Your task is to transcribe all of the data below exactly, omitting the images.

**********

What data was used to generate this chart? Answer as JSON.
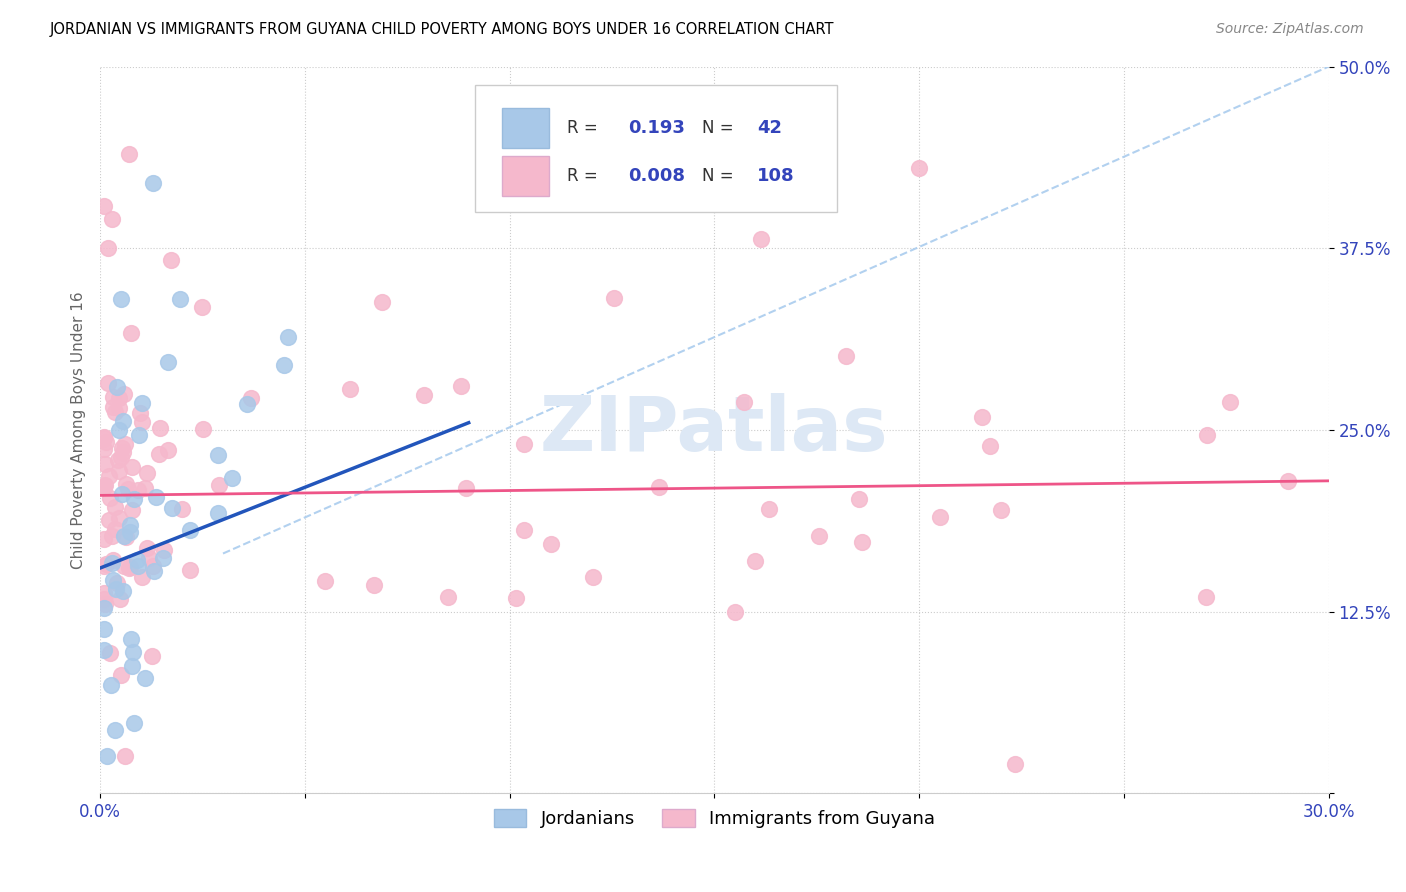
{
  "title": "JORDANIAN VS IMMIGRANTS FROM GUYANA CHILD POVERTY AMONG BOYS UNDER 16 CORRELATION CHART",
  "source": "Source: ZipAtlas.com",
  "ylabel": "Child Poverty Among Boys Under 16",
  "xlim": [
    0.0,
    0.3
  ],
  "ylim": [
    0.0,
    0.5
  ],
  "xticks": [
    0.0,
    0.05,
    0.1,
    0.15,
    0.2,
    0.25,
    0.3
  ],
  "xtick_labels": [
    "0.0%",
    "",
    "",
    "",
    "",
    "",
    "30.0%"
  ],
  "yticks": [
    0.0,
    0.125,
    0.25,
    0.375,
    0.5
  ],
  "ytick_labels": [
    "",
    "12.5%",
    "25.0%",
    "37.5%",
    "50.0%"
  ],
  "blue_R": "0.193",
  "blue_N": "42",
  "pink_R": "0.008",
  "pink_N": "108",
  "blue_color": "#a8c8e8",
  "pink_color": "#f5b8cc",
  "blue_line_color": "#2255bb",
  "pink_line_color": "#ee5588",
  "diag_line_color": "#aaccee",
  "label_color": "#3344bb",
  "watermark_color": "#dde8f5",
  "blue_line_x": [
    0.0,
    0.09
  ],
  "blue_line_y": [
    0.155,
    0.255
  ],
  "pink_line_x": [
    0.0,
    0.3
  ],
  "pink_line_y": [
    0.205,
    0.215
  ],
  "diag_line_x": [
    0.03,
    0.3
  ],
  "diag_line_y": [
    0.165,
    0.5
  ]
}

**********

ANSWER FOR THIS EXERCISE >>
What data was used to generate this chart? Answer as JSON.
{
  "title": "JORDANIAN VS IMMIGRANTS FROM GUYANA CHILD POVERTY AMONG BOYS UNDER 16 CORRELATION CHART",
  "source": "Source: ZipAtlas.com",
  "ylabel": "Child Poverty Among Boys Under 16",
  "xlim": [
    0.0,
    0.3
  ],
  "ylim": [
    0.0,
    0.5
  ],
  "xticks": [
    0.0,
    0.05,
    0.1,
    0.15,
    0.2,
    0.25,
    0.3
  ],
  "xtick_labels": [
    "0.0%",
    "",
    "",
    "",
    "",
    "",
    "30.0%"
  ],
  "yticks": [
    0.0,
    0.125,
    0.25,
    0.375,
    0.5
  ],
  "ytick_labels": [
    "",
    "12.5%",
    "25.0%",
    "37.5%",
    "50.0%"
  ],
  "blue_R": "0.193",
  "blue_N": "42",
  "pink_R": "0.008",
  "pink_N": "108",
  "blue_color": "#a8c8e8",
  "pink_color": "#f5b8cc",
  "blue_line_color": "#2255bb",
  "pink_line_color": "#ee5588",
  "diag_line_color": "#aaccee",
  "label_color": "#3344bb",
  "watermark_color": "#dde8f5",
  "blue_line_x": [
    0.0,
    0.09
  ],
  "blue_line_y": [
    0.155,
    0.255
  ],
  "pink_line_x": [
    0.0,
    0.3
  ],
  "pink_line_y": [
    0.205,
    0.215
  ],
  "diag_line_x": [
    0.03,
    0.3
  ],
  "diag_line_y": [
    0.165,
    0.5
  ]
}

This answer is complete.